**Exercise objective:** Write out the listing in full, matching it word for word.
## start Data
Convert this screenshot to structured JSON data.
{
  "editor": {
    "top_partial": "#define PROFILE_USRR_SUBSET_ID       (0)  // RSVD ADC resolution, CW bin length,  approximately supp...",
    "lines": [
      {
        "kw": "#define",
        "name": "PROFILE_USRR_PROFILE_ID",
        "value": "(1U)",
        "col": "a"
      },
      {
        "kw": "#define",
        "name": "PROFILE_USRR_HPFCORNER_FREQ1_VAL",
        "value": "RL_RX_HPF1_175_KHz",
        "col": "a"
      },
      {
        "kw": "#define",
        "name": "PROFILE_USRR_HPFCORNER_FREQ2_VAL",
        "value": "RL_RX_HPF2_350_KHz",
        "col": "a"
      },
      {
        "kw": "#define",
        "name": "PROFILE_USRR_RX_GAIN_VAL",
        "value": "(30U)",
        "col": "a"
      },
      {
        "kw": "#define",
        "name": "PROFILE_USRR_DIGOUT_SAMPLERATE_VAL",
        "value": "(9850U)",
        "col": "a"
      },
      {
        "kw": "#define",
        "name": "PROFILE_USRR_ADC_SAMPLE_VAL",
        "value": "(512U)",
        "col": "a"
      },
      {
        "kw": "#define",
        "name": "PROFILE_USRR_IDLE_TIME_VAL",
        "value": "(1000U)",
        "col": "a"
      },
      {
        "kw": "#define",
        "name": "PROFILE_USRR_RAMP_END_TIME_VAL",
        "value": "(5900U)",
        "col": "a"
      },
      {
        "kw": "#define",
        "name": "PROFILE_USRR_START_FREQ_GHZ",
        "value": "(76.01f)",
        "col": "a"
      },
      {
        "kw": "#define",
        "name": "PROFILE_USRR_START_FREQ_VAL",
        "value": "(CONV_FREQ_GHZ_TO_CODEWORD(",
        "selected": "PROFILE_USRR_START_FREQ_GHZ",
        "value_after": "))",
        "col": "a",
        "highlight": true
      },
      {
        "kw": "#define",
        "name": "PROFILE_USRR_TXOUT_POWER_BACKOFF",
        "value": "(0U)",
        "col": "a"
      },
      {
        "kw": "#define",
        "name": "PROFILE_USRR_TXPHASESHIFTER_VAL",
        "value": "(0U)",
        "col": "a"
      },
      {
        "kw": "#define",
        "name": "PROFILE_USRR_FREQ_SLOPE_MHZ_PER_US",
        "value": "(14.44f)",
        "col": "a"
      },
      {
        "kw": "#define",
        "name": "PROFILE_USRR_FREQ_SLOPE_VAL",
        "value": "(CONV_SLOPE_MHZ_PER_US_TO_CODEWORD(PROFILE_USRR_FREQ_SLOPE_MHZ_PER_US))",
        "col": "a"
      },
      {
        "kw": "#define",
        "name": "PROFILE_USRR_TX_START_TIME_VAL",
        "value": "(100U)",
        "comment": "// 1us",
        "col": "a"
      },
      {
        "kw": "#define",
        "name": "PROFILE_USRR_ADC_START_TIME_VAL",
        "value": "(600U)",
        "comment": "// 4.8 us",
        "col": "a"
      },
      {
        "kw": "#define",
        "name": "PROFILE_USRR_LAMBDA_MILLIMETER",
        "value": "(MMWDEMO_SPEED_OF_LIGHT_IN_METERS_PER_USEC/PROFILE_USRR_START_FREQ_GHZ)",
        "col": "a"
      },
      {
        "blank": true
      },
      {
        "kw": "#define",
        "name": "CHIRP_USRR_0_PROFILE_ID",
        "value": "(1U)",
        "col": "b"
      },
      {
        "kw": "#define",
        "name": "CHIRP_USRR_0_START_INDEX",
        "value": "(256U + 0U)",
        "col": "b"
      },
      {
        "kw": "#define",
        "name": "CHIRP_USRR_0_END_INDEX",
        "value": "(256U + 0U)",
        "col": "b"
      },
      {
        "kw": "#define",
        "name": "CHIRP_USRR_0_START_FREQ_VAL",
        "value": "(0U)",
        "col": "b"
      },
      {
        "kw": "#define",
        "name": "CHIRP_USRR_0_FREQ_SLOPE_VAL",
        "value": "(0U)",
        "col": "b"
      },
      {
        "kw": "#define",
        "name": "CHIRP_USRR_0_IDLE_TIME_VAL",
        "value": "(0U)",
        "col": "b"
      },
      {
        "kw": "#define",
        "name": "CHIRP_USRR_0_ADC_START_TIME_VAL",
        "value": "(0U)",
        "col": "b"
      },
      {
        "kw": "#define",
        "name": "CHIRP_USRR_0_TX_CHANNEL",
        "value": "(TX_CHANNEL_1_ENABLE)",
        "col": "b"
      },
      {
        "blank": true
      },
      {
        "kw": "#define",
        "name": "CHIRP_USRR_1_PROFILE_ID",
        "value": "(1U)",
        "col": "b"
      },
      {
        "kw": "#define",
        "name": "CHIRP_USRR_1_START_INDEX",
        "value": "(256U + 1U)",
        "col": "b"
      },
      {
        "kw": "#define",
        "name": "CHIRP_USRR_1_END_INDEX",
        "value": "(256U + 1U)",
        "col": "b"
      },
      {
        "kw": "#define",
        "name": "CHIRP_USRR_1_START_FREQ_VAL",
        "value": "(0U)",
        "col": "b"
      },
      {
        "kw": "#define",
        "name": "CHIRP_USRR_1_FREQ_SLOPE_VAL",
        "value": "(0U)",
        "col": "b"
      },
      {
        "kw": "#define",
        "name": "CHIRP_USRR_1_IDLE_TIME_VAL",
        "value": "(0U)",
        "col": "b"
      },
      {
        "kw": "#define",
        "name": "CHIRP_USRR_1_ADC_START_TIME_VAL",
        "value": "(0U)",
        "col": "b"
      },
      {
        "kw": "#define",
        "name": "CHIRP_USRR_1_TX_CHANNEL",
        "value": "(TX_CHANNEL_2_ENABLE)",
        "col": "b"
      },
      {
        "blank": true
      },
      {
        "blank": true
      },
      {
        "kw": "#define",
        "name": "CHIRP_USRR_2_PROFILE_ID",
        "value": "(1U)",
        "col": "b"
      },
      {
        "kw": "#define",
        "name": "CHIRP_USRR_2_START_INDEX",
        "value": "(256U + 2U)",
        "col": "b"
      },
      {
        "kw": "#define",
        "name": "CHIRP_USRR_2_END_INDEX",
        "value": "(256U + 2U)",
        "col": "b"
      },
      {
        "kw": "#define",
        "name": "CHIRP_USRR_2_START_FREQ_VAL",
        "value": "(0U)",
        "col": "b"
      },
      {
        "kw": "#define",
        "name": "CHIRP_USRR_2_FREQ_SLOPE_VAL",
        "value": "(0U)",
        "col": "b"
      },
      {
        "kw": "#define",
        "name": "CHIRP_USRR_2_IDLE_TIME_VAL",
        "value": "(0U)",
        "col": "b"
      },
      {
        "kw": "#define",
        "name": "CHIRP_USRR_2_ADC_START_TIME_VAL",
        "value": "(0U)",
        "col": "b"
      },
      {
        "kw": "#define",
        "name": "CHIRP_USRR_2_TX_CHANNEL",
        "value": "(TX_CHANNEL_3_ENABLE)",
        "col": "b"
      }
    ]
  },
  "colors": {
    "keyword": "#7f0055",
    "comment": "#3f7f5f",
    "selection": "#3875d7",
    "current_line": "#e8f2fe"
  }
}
## end Data
**Final answer:**
Convert this screenshot to structured JSON data.
{
  "editor": {
    "top_partial": "#define PROFILE_USRR_SUBSET_ID       (0)  // RSVD ADC resolution, CW bin length,  approximately supp...",
    "lines": [
      {
        "kw": "#define",
        "name": "PROFILE_USRR_PROFILE_ID",
        "value": "(1U)",
        "col": "a"
      },
      {
        "kw": "#define",
        "name": "PROFILE_USRR_HPFCORNER_FREQ1_VAL",
        "value": "RL_RX_HPF1_175_KHz",
        "col": "a"
      },
      {
        "kw": "#define",
        "name": "PROFILE_USRR_HPFCORNER_FREQ2_VAL",
        "value": "RL_RX_HPF2_350_KHz",
        "col": "a"
      },
      {
        "kw": "#define",
        "name": "PROFILE_USRR_RX_GAIN_VAL",
        "value": "(30U)",
        "col": "a"
      },
      {
        "kw": "#define",
        "name": "PROFILE_USRR_DIGOUT_SAMPLERATE_VAL",
        "value": "(9850U)",
        "col": "a"
      },
      {
        "kw": "#define",
        "name": "PROFILE_USRR_ADC_SAMPLE_VAL",
        "value": "(512U)",
        "col": "a"
      },
      {
        "kw": "#define",
        "name": "PROFILE_USRR_IDLE_TIME_VAL",
        "value": "(1000U)",
        "col": "a"
      },
      {
        "kw": "#define",
        "name": "PROFILE_USRR_RAMP_END_TIME_VAL",
        "value": "(5900U)",
        "col": "a"
      },
      {
        "kw": "#define",
        "name": "PROFILE_USRR_START_FREQ_GHZ",
        "value": "(76.01f)",
        "col": "a"
      },
      {
        "kw": "#define",
        "name": "PROFILE_USRR_START_FREQ_VAL",
        "value": "(CONV_FREQ_GHZ_TO_CODEWORD(",
        "selected": "PROFILE_USRR_START_FREQ_GHZ",
        "value_after": "))",
        "col": "a",
        "highlight": true
      },
      {
        "kw": "#define",
        "name": "PROFILE_USRR_TXOUT_POWER_BACKOFF",
        "value": "(0U)",
        "col": "a"
      },
      {
        "kw": "#define",
        "name": "PROFILE_USRR_TXPHASESHIFTER_VAL",
        "value": "(0U)",
        "col": "a"
      },
      {
        "kw": "#define",
        "name": "PROFILE_USRR_FREQ_SLOPE_MHZ_PER_US",
        "value": "(14.44f)",
        "col": "a"
      },
      {
        "kw": "#define",
        "name": "PROFILE_USRR_FREQ_SLOPE_VAL",
        "value": "(CONV_SLOPE_MHZ_PER_US_TO_CODEWORD(PROFILE_USRR_FREQ_SLOPE_MHZ_PER_US))",
        "col": "a"
      },
      {
        "kw": "#define",
        "name": "PROFILE_USRR_TX_START_TIME_VAL",
        "value": "(100U)",
        "comment": "// 1us",
        "col": "a"
      },
      {
        "kw": "#define",
        "name": "PROFILE_USRR_ADC_START_TIME_VAL",
        "value": "(600U)",
        "comment": "// 4.8 us",
        "col": "a"
      },
      {
        "kw": "#define",
        "name": "PROFILE_USRR_LAMBDA_MILLIMETER",
        "value": "(MMWDEMO_SPEED_OF_LIGHT_IN_METERS_PER_USEC/PROFILE_USRR_START_FREQ_GHZ)",
        "col": "a"
      },
      {
        "blank": true
      },
      {
        "kw": "#define",
        "name": "CHIRP_USRR_0_PROFILE_ID",
        "value": "(1U)",
        "col": "b"
      },
      {
        "kw": "#define",
        "name": "CHIRP_USRR_0_START_INDEX",
        "value": "(256U + 0U)",
        "col": "b"
      },
      {
        "kw": "#define",
        "name": "CHIRP_USRR_0_END_INDEX",
        "value": "(256U + 0U)",
        "col": "b"
      },
      {
        "kw": "#define",
        "name": "CHIRP_USRR_0_START_FREQ_VAL",
        "value": "(0U)",
        "col": "b"
      },
      {
        "kw": "#define",
        "name": "CHIRP_USRR_0_FREQ_SLOPE_VAL",
        "value": "(0U)",
        "col": "b"
      },
      {
        "kw": "#define",
        "name": "CHIRP_USRR_0_IDLE_TIME_VAL",
        "value": "(0U)",
        "col": "b"
      },
      {
        "kw": "#define",
        "name": "CHIRP_USRR_0_ADC_START_TIME_VAL",
        "value": "(0U)",
        "col": "b"
      },
      {
        "kw": "#define",
        "name": "CHIRP_USRR_0_TX_CHANNEL",
        "value": "(TX_CHANNEL_1_ENABLE)",
        "col": "b"
      },
      {
        "blank": true
      },
      {
        "kw": "#define",
        "name": "CHIRP_USRR_1_PROFILE_ID",
        "value": "(1U)",
        "col": "b"
      },
      {
        "kw": "#define",
        "name": "CHIRP_USRR_1_START_INDEX",
        "value": "(256U + 1U)",
        "col": "b"
      },
      {
        "kw": "#define",
        "name": "CHIRP_USRR_1_END_INDEX",
        "value": "(256U + 1U)",
        "col": "b"
      },
      {
        "kw": "#define",
        "name": "CHIRP_USRR_1_START_FREQ_VAL",
        "value": "(0U)",
        "col": "b"
      },
      {
        "kw": "#define",
        "name": "CHIRP_USRR_1_FREQ_SLOPE_VAL",
        "value": "(0U)",
        "col": "b"
      },
      {
        "kw": "#define",
        "name": "CHIRP_USRR_1_IDLE_TIME_VAL",
        "value": "(0U)",
        "col": "b"
      },
      {
        "kw": "#define",
        "name": "CHIRP_USRR_1_ADC_START_TIME_VAL",
        "value": "(0U)",
        "col": "b"
      },
      {
        "kw": "#define",
        "name": "CHIRP_USRR_1_TX_CHANNEL",
        "value": "(TX_CHANNEL_2_ENABLE)",
        "col": "b"
      },
      {
        "blank": true
      },
      {
        "blank": true
      },
      {
        "kw": "#define",
        "name": "CHIRP_USRR_2_PROFILE_ID",
        "value": "(1U)",
        "col": "b"
      },
      {
        "kw": "#define",
        "name": "CHIRP_USRR_2_START_INDEX",
        "value": "(256U + 2U)",
        "col": "b"
      },
      {
        "kw": "#define",
        "name": "CHIRP_USRR_2_END_INDEX",
        "value": "(256U + 2U)",
        "col": "b"
      },
      {
        "kw": "#define",
        "name": "CHIRP_USRR_2_START_FREQ_VAL",
        "value": "(0U)",
        "col": "b"
      },
      {
        "kw": "#define",
        "name": "CHIRP_USRR_2_FREQ_SLOPE_VAL",
        "value": "(0U)",
        "col": "b"
      },
      {
        "kw": "#define",
        "name": "CHIRP_USRR_2_IDLE_TIME_VAL",
        "value": "(0U)",
        "col": "b"
      },
      {
        "kw": "#define",
        "name": "CHIRP_USRR_2_ADC_START_TIME_VAL",
        "value": "(0U)",
        "col": "b"
      },
      {
        "kw": "#define",
        "name": "CHIRP_USRR_2_TX_CHANNEL",
        "value": "(TX_CHANNEL_3_ENABLE)",
        "col": "b"
      }
    ]
  },
  "colors": {
    "keyword": "#7f0055",
    "comment": "#3f7f5f",
    "selection": "#3875d7",
    "current_line": "#e8f2fe"
  }
}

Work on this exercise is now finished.